Lines of data:
....

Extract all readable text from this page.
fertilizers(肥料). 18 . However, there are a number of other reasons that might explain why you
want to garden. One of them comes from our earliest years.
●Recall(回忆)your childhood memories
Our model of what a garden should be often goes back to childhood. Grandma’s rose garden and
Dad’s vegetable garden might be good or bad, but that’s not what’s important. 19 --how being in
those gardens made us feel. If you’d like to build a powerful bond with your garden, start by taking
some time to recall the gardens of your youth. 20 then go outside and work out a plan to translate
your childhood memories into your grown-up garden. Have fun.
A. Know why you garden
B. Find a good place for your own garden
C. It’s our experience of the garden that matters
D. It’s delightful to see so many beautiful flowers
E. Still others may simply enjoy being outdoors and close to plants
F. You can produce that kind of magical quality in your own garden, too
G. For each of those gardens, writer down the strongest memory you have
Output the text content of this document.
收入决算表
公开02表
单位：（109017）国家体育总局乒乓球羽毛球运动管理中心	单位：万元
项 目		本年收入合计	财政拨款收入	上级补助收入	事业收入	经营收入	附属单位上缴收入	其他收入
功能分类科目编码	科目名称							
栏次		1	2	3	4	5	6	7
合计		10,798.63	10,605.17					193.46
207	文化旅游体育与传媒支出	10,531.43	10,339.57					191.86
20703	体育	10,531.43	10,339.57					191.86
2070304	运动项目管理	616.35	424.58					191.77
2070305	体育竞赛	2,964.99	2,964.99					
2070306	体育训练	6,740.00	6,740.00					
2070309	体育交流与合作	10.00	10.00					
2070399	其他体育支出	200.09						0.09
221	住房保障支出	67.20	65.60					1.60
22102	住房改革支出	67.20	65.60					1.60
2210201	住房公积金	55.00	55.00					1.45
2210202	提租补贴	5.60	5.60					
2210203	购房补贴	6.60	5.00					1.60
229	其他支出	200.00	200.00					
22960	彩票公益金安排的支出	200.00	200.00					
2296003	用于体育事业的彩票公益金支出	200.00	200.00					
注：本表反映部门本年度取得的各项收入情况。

....

Problem details:
Reproduce the whole listing word for word.

Reply to the task:
Extract all readable text from this page.
fertilizers(肥料). 18 . However, there are a number of other reasons that might explain why you
want to garden. One of them comes from our earliest years.
●Recall(回忆)your childhood memories
Our model of what a garden should be often goes back to childhood. Grandma’s rose garden and
Dad’s vegetable garden might be good or bad, but that’s not what’s important. 19 --how being in
those gardens made us feel. If you’d like to build a powerful bond with your garden, start by taking
some time to recall the gardens of your youth. 20 then go outside and work out a plan to translate
your childhood memories into your grown-up garden. Have fun.
A. Know why you garden
B. Find a good place for your own garden
C. It’s our experience of the garden that matters
D. It’s delightful to see so many beautiful flowers
E. Still others may simply enjoy being outdoors and close to plants
F. You can produce that kind of magical quality in your own garden, too
G. For each of those gardens, writer down the strongest memory you have
Output the text content of this document.
收入决算表
公开02表
单位：（109017）国家体育总局乒乓球羽毛球运动管理中心	单位：万元
项 目		本年收入合计	财政拨款收入	上级补助收入	事业收入	经营收入	附属单位上缴收入	其他收入
功能分类科目编码	科目名称							
栏次		1	2	3	4	5	6	7
合计		10,798.63	10,605.17					193.46
207	文化旅游体育与传媒支出	10,531.43	10,339.57					191.86
20703	体育	10,531.43	10,339.57					191.86
2070304	运动项目管理	616.35	424.58					191.77
2070305	体育竞赛	2,964.99	2,964.99					
2070306	体育训练	6,740.00	6,740.00					
2070309	体育交流与合作	10.00	10.00					
2070399	其他体育支出	200.09						0.09
221	住房保障支出	67.20	65.60					1.60
22102	住房改革支出	67.20	65.60					1.60
2210201	住房公积金	55.00	55.00					1.45
2210202	提租补贴	5.60	5.60					
2210203	购房补贴	6.60	5.00					1.60
229	其他支出	200.00	200.00					
22960	彩票公益金安排的支出	200.00	200.00					
2296003	用于体育事业的彩票公益金支出	200.00	200.00					
注：本表反映部门本年度取得的各项收入情况。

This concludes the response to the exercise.